(Data items)
..........
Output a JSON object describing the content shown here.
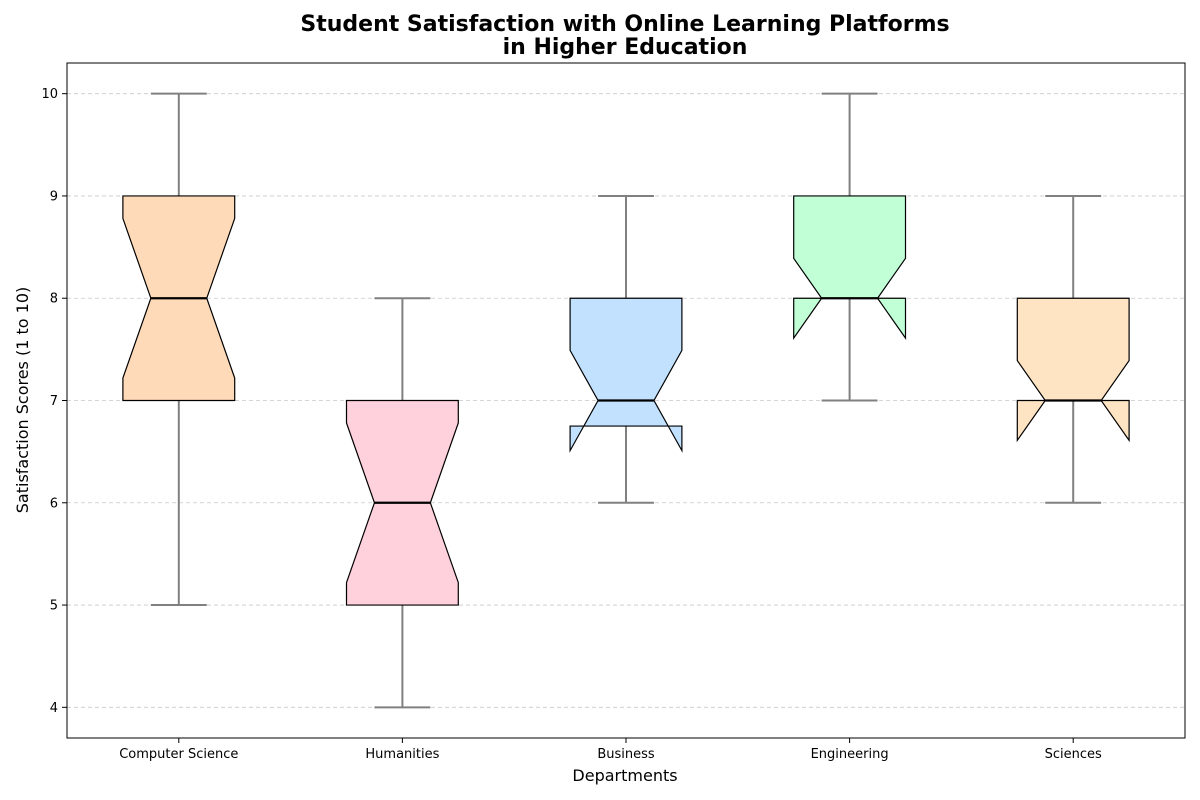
{
  "chart_data": {
    "type": "boxplot",
    "title_lines": [
      "Student Satisfaction with Online Learning Platforms",
      "in Higher Education"
    ],
    "xlabel": "Departments",
    "ylabel": "Satisfaction Scores (1 to 10)",
    "ylim": [
      3.7,
      10.3
    ],
    "yticks": [
      4,
      5,
      6,
      7,
      8,
      9,
      10
    ],
    "grid": "y-dashed",
    "notched": true,
    "categories": [
      "Computer Science",
      "Humanities",
      "Business",
      "Engineering",
      "Sciences"
    ],
    "boxes": [
      {
        "category": "Computer Science",
        "whisker_low": 5,
        "q1": 7,
        "median": 8,
        "q3": 9,
        "whisker_high": 10,
        "notch_low": 7.22,
        "notch_high": 8.78,
        "color": "#FFDAB9"
      },
      {
        "category": "Humanities",
        "whisker_low": 4,
        "q1": 5,
        "median": 6,
        "q3": 7,
        "whisker_high": 8,
        "notch_low": 5.22,
        "notch_high": 6.78,
        "color": "#FFD1DC"
      },
      {
        "category": "Business",
        "whisker_low": 6,
        "q1": 6.75,
        "median": 7,
        "q3": 8,
        "whisker_high": 9,
        "notch_low": 6.51,
        "notch_high": 7.49,
        "color": "#C1E1FF"
      },
      {
        "category": "Engineering",
        "whisker_low": 7,
        "q1": 8,
        "median": 8,
        "q3": 9,
        "whisker_high": 10,
        "notch_low": 7.61,
        "notch_high": 8.39,
        "color": "#C1FFD7"
      },
      {
        "category": "Sciences",
        "whisker_low": 6,
        "q1": 7,
        "median": 7,
        "q3": 8,
        "whisker_high": 9,
        "notch_low": 6.61,
        "notch_high": 7.39,
        "color": "#FFE4C4"
      }
    ],
    "colors": {
      "whisker": "#808080",
      "box_edge": "#000000",
      "median": "#000000",
      "grid": "#c8c8c8"
    }
  }
}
..........
# What needs to be done:
Copy the lines from the entries above in which the word "Satisfaction" appears.

# Response:
      "Student Satisfaction with Online Learning Platforms",
    "ylabel": "Satisfaction Scores (1 to 10)",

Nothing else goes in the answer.